___ Material for this exercise
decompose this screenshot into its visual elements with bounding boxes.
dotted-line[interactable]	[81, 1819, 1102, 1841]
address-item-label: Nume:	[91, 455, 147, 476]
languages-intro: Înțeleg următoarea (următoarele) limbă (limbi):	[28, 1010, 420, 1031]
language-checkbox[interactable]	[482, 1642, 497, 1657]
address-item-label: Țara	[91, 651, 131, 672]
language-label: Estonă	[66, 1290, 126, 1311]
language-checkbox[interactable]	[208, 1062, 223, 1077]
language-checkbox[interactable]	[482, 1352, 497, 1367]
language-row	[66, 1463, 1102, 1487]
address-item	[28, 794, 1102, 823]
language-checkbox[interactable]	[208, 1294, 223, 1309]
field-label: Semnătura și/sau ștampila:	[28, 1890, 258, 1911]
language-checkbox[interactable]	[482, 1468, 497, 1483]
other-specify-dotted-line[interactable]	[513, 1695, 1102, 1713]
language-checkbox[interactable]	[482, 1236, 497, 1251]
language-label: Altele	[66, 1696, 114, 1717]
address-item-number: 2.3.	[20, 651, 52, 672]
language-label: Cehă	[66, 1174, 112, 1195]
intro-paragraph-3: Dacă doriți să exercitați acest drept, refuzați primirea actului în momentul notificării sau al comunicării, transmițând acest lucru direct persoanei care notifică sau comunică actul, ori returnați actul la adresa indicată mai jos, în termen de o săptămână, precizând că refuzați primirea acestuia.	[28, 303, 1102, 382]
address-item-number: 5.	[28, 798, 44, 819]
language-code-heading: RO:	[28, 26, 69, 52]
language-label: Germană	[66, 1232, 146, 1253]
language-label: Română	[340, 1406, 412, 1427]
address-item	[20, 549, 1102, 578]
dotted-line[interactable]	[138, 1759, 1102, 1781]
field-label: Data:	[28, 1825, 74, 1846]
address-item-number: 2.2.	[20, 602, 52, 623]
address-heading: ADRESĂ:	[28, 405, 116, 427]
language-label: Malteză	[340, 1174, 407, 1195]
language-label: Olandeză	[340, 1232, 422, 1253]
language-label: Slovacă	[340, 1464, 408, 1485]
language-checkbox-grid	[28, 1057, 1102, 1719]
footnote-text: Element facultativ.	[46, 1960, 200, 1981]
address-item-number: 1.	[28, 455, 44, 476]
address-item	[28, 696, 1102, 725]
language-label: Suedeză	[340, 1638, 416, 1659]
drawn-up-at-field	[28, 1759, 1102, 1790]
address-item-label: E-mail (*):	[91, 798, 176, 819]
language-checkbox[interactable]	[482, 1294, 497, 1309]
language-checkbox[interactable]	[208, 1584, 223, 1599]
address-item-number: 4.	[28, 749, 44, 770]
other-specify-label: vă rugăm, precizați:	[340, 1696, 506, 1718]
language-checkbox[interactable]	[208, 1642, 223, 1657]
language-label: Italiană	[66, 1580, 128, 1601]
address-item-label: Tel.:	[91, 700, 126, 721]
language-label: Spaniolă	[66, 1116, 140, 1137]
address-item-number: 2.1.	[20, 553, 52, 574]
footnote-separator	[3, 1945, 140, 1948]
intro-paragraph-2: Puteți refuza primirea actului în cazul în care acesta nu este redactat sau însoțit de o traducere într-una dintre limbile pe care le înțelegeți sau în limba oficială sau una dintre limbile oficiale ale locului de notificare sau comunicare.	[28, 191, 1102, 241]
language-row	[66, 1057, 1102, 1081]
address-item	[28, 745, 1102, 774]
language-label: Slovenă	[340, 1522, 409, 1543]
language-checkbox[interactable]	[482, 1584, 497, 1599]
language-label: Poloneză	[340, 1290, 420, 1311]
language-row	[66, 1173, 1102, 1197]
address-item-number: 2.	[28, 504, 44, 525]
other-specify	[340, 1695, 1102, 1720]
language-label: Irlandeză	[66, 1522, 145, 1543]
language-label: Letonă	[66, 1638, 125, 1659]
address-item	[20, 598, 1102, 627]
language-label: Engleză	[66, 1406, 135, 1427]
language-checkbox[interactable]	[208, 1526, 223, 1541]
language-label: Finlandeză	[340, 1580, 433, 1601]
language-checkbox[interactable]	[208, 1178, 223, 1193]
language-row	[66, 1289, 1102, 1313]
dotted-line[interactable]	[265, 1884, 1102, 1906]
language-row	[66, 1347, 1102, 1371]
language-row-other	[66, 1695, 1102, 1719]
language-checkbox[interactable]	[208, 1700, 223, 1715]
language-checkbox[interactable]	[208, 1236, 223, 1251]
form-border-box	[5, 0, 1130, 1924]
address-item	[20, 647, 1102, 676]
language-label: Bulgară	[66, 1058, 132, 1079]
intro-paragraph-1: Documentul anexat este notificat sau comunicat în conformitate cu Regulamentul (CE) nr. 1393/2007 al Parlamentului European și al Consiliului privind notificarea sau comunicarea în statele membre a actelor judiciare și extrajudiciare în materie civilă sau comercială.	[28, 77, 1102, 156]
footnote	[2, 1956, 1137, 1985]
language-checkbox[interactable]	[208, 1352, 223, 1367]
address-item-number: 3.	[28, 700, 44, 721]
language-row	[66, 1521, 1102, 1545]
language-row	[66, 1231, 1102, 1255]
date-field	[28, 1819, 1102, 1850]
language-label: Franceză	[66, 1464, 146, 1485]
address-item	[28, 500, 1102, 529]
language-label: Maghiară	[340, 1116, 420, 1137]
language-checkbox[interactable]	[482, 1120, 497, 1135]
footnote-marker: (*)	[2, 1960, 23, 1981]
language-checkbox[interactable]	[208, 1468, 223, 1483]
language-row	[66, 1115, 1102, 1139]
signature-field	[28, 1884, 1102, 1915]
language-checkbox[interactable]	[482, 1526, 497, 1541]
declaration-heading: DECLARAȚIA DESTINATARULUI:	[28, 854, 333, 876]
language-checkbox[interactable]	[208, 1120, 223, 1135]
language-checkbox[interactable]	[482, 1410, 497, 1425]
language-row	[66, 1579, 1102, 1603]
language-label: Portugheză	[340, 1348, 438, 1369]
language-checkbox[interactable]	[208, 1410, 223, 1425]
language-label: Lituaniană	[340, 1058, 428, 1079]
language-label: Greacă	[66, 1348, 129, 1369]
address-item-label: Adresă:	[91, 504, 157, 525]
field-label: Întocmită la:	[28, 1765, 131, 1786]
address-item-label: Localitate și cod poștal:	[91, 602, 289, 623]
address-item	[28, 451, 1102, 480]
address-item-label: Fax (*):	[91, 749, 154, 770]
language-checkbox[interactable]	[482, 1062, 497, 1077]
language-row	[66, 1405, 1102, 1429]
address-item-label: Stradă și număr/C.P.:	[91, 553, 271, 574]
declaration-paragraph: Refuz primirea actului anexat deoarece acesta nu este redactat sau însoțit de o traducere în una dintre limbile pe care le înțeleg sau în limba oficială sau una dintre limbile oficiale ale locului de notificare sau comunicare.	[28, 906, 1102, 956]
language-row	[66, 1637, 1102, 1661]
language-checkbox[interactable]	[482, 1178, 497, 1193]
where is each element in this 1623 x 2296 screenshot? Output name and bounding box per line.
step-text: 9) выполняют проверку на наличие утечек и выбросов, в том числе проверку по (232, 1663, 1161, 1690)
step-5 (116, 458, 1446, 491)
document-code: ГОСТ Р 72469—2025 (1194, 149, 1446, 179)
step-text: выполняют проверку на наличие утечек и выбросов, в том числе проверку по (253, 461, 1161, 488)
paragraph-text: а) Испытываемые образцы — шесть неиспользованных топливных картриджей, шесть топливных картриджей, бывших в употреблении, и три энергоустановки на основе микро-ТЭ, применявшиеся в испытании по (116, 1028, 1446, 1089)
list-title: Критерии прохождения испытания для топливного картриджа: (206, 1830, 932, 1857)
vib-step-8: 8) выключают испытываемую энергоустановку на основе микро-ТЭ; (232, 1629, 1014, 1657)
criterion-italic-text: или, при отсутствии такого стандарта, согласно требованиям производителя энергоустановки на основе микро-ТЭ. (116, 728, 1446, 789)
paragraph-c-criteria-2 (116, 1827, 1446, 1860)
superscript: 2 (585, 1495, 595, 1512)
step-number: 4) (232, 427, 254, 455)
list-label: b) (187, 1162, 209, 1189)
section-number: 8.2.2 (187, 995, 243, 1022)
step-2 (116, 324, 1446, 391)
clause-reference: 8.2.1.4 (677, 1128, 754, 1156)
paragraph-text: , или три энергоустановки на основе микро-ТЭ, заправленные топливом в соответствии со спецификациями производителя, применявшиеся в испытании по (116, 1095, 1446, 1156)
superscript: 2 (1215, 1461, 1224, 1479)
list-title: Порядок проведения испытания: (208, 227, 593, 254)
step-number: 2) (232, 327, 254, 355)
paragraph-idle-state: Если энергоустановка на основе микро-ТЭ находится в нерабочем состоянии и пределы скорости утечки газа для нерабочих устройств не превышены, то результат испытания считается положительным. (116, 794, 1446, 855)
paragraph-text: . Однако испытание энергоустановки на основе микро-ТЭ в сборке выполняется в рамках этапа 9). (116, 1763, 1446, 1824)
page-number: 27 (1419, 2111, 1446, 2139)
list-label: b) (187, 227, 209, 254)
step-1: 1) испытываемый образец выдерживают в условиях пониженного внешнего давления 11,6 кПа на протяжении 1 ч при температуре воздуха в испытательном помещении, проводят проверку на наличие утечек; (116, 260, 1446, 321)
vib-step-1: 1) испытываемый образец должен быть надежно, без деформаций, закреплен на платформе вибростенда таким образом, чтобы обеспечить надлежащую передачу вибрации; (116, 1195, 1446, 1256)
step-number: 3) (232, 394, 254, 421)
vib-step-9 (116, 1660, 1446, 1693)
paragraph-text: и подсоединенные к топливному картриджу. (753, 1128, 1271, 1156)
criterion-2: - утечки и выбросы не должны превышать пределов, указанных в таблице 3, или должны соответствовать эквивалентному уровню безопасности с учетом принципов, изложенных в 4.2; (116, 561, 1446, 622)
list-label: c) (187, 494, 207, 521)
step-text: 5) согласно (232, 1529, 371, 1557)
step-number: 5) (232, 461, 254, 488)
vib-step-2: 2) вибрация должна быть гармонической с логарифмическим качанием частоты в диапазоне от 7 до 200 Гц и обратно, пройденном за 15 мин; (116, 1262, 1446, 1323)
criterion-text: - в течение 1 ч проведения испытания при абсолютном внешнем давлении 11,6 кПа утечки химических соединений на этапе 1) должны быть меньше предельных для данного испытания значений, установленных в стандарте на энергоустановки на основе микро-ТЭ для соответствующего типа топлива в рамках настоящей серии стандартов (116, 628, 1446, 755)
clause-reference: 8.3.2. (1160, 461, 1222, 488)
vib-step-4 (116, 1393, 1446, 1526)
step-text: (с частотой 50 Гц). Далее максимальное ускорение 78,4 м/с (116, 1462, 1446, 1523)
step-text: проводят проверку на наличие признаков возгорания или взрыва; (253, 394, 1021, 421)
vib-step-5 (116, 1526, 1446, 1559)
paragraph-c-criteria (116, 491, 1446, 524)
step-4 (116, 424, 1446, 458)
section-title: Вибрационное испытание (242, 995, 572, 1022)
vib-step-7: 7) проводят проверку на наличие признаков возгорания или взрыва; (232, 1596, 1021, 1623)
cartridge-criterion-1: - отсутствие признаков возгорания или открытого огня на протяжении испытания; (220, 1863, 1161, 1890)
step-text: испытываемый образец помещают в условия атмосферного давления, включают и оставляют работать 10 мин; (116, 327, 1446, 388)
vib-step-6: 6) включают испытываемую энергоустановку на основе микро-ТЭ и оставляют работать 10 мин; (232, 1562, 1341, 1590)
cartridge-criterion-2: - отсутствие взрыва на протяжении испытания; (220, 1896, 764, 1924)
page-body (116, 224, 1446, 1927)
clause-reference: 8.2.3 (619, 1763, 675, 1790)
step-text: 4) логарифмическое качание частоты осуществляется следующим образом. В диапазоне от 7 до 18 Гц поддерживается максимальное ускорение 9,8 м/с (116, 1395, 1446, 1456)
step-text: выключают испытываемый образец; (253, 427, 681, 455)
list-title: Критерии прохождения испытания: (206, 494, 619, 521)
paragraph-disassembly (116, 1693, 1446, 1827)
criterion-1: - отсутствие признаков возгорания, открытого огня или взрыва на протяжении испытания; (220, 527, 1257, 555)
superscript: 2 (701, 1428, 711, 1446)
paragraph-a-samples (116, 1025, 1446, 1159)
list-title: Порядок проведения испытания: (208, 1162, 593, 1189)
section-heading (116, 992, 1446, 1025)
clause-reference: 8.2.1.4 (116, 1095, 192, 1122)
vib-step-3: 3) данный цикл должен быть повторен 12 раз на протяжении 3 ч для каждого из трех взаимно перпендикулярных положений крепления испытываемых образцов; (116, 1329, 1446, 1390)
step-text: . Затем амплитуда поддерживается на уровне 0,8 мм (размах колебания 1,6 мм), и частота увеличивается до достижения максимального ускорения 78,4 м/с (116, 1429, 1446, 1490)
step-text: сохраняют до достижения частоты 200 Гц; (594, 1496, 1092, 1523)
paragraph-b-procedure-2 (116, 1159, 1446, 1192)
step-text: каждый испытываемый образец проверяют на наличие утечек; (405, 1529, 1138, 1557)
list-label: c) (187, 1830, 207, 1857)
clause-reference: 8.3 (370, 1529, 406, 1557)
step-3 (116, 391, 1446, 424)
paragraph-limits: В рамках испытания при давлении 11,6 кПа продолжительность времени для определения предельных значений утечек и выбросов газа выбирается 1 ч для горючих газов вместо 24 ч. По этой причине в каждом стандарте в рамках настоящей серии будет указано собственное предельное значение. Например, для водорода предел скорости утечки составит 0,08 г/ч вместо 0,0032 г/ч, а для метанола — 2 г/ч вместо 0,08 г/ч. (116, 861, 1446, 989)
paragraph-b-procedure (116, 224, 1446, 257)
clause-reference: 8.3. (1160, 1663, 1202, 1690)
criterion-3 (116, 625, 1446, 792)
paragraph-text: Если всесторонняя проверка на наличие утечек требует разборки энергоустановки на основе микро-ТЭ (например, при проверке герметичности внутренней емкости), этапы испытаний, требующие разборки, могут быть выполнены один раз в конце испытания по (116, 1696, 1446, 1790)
______
What is expected –
Copy out the records verbatim, starting at the very first line and ending with the line that contains "intro-paragraph-3: Dacă doriți", including both of those lines.

Correct result –
decompose this screenshot into its visual elements with bounding boxes.
dotted-line[interactable]	[81, 1819, 1102, 1841]
address-item-label: Nume:	[91, 455, 147, 476]
languages-intro: Înțeleg următoarea (următoarele) limbă (limbi):	[28, 1010, 420, 1031]
language-checkbox[interactable]	[482, 1642, 497, 1657]
address-item-label: Țara	[91, 651, 131, 672]
language-label: Estonă	[66, 1290, 126, 1311]
language-checkbox[interactable]	[208, 1062, 223, 1077]
language-checkbox[interactable]	[482, 1352, 497, 1367]
language-row	[66, 1463, 1102, 1487]
address-item	[28, 794, 1102, 823]
language-checkbox[interactable]	[208, 1294, 223, 1309]
field-label: Semnătura și/sau ștampila:	[28, 1890, 258, 1911]
language-checkbox[interactable]	[482, 1468, 497, 1483]
other-specify-dotted-line[interactable]	[513, 1695, 1102, 1713]
language-checkbox[interactable]	[482, 1236, 497, 1251]
language-label: Altele	[66, 1696, 114, 1717]
address-item-number: 2.3.	[20, 651, 52, 672]
language-label: Cehă	[66, 1174, 112, 1195]
intro-paragraph-3: Dacă doriți să exercitați acest drept, refuzați primirea actului în momentul notificării sau al comunicării, transmițând acest lucru direct persoanei care notifică sau comunică actul, ori returnați actul la adresa indicată mai jos, în termen de o săptămână, precizând că refuzați primirea acestuia.	[28, 303, 1102, 382]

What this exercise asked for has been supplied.